**WRITTEN PROBLEM**
Reproduce each line of the listing exactly.

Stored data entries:
━━━━

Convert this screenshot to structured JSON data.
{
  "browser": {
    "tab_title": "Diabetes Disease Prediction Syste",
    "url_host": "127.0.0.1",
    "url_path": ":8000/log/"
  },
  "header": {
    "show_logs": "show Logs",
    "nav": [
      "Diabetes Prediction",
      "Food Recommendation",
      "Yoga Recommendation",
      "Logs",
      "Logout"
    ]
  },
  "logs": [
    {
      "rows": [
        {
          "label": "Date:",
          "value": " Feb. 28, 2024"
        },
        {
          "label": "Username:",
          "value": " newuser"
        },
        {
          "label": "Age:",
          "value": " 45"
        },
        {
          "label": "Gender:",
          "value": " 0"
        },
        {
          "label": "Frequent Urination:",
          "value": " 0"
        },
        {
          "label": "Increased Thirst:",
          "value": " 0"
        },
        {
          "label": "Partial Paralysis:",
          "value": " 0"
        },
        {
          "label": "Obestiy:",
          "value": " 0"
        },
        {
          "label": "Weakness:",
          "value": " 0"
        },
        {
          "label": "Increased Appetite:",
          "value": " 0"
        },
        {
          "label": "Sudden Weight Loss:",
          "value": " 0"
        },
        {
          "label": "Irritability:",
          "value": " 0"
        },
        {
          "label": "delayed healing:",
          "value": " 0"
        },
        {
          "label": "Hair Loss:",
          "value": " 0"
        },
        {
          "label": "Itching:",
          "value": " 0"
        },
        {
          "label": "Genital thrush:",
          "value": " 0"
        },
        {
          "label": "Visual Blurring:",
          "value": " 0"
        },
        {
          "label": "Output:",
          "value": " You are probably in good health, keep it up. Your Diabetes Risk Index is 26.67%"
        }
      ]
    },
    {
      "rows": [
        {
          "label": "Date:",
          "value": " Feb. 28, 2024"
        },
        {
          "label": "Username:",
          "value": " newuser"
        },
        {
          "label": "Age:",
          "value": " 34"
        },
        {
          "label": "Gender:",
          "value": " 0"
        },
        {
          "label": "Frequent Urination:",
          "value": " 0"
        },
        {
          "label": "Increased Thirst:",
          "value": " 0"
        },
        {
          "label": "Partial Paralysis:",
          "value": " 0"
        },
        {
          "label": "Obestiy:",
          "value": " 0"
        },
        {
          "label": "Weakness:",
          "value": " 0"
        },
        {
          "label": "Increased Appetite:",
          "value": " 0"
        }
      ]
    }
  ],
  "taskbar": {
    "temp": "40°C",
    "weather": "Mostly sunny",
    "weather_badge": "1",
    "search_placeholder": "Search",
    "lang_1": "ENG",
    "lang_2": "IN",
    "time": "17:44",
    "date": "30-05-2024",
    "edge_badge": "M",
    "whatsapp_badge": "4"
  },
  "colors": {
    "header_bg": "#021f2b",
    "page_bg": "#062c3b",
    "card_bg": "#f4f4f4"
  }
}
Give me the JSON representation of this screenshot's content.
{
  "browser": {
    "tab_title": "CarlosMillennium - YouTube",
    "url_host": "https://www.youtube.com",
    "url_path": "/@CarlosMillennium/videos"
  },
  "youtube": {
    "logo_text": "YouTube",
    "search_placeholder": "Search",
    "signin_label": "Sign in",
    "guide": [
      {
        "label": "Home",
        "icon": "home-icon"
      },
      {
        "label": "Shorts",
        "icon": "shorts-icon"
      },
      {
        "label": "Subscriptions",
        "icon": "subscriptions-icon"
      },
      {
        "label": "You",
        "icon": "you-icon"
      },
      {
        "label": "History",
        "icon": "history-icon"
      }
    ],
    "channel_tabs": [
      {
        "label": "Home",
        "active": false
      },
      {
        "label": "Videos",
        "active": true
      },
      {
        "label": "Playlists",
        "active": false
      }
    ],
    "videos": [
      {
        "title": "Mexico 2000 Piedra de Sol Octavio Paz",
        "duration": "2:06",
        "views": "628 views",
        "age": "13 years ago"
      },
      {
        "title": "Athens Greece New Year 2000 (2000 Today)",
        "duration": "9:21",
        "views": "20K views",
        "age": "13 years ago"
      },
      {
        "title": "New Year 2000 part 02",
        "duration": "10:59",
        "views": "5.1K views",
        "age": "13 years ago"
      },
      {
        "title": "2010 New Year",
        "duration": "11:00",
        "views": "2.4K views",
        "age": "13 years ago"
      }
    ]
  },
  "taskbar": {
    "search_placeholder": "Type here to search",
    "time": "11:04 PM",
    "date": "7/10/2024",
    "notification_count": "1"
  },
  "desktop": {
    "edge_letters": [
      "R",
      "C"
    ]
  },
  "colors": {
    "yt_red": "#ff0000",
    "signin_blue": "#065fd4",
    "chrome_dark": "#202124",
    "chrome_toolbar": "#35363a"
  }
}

━━━━

**EXERCISE OUTPUT**
Convert this screenshot to structured JSON data.
{
  "browser": {
    "tab_title": "Diabetes Disease Prediction Syste",
    "url_host": "127.0.0.1",
    "url_path": ":8000/log/"
  },
  "header": {
    "show_logs": "show Logs",
    "nav": [
      "Diabetes Prediction",
      "Food Recommendation",
      "Yoga Recommendation",
      "Logs",
      "Logout"
    ]
  },
  "logs": [
    {
      "rows": [
        {
          "label": "Date:",
          "value": " Feb. 28, 2024"
        },
        {
          "label": "Username:",
          "value": " newuser"
        },
        {
          "label": "Age:",
          "value": " 45"
        },
        {
          "label": "Gender:",
          "value": " 0"
        },
        {
          "label": "Frequent Urination:",
          "value": " 0"
        },
        {
          "label": "Increased Thirst:",
          "value": " 0"
        },
        {
          "label": "Partial Paralysis:",
          "value": " 0"
        },
        {
          "label": "Obestiy:",
          "value": " 0"
        },
        {
          "label": "Weakness:",
          "value": " 0"
        },
        {
          "label": "Increased Appetite:",
          "value": " 0"
        },
        {
          "label": "Sudden Weight Loss:",
          "value": " 0"
        },
        {
          "label": "Irritability:",
          "value": " 0"
        },
        {
          "label": "delayed healing:",
          "value": " 0"
        },
        {
          "label": "Hair Loss:",
          "value": " 0"
        },
        {
          "label": "Itching:",
          "value": " 0"
        },
        {
          "label": "Genital thrush:",
          "value": " 0"
        },
        {
          "label": "Visual Blurring:",
          "value": " 0"
        },
        {
          "label": "Output:",
          "value": " You are probably in good health, keep it up. Your Diabetes Risk Index is 26.67%"
        }
      ]
    },
    {
      "rows": [
        {
          "label": "Date:",
          "value": " Feb. 28, 2024"
        },
        {
          "label": "Username:",
          "value": " newuser"
        },
        {
          "label": "Age:",
          "value": " 34"
        },
        {
          "label": "Gender:",
          "value": " 0"
        },
        {
          "label": "Frequent Urination:",
          "value": " 0"
        },
        {
          "label": "Increased Thirst:",
          "value": " 0"
        },
        {
          "label": "Partial Paralysis:",
          "value": " 0"
        },
        {
          "label": "Obestiy:",
          "value": " 0"
        },
        {
          "label": "Weakness:",
          "value": " 0"
        },
        {
          "label": "Increased Appetite:",
          "value": " 0"
        }
      ]
    }
  ],
  "taskbar": {
    "temp": "40°C",
    "weather": "Mostly sunny",
    "weather_badge": "1",
    "search_placeholder": "Search",
    "lang_1": "ENG",
    "lang_2": "IN",
    "time": "17:44",
    "date": "30-05-2024",
    "edge_badge": "M",
    "whatsapp_badge": "4"
  },
  "colors": {
    "header_bg": "#021f2b",
    "page_bg": "#062c3b",
    "card_bg": "#f4f4f4"
  }
}
Give me the JSON representation of this screenshot's content.
{
  "browser": {
    "tab_title": "CarlosMillennium - YouTube",
    "url_host": "https://www.youtube.com",
    "url_path": "/@CarlosMillennium/videos"
  },
  "youtube": {
    "logo_text": "YouTube",
    "search_placeholder": "Search",
    "signin_label": "Sign in",
    "guide": [
      {
        "label": "Home",
        "icon": "home-icon"
      },
      {
        "label": "Shorts",
        "icon": "shorts-icon"
      },
      {
        "label": "Subscriptions",
        "icon": "subscriptions-icon"
      },
      {
        "label": "You",
        "icon": "you-icon"
      },
      {
        "label": "History",
        "icon": "history-icon"
      }
    ],
    "channel_tabs": [
      {
        "label": "Home",
        "active": false
      },
      {
        "label": "Videos",
        "active": true
      },
      {
        "label": "Playlists",
        "active": false
      }
    ],
    "videos": [
      {
        "title": "Mexico 2000 Piedra de Sol Octavio Paz",
        "duration": "2:06",
        "views": "628 views",
        "age": "13 years ago"
      },
      {
        "title": "Athens Greece New Year 2000 (2000 Today)",
        "duration": "9:21",
        "views": "20K views",
        "age": "13 years ago"
      },
      {
        "title": "New Year 2000 part 02",
        "duration": "10:59",
        "views": "5.1K views",
        "age": "13 years ago"
      },
      {
        "title": "2010 New Year",
        "duration": "11:00",
        "views": "2.4K views",
        "age": "13 years ago"
      }
    ]
  },
  "taskbar": {
    "search_placeholder": "Type here to search",
    "time": "11:04 PM",
    "date": "7/10/2024",
    "notification_count": "1"
  },
  "desktop": {
    "edge_letters": [
      "R",
      "C"
    ]
  },
  "colors": {
    "yt_red": "#ff0000",
    "signin_blue": "#065fd4",
    "chrome_dark": "#202124",
    "chrome_toolbar": "#35363a"
  }
}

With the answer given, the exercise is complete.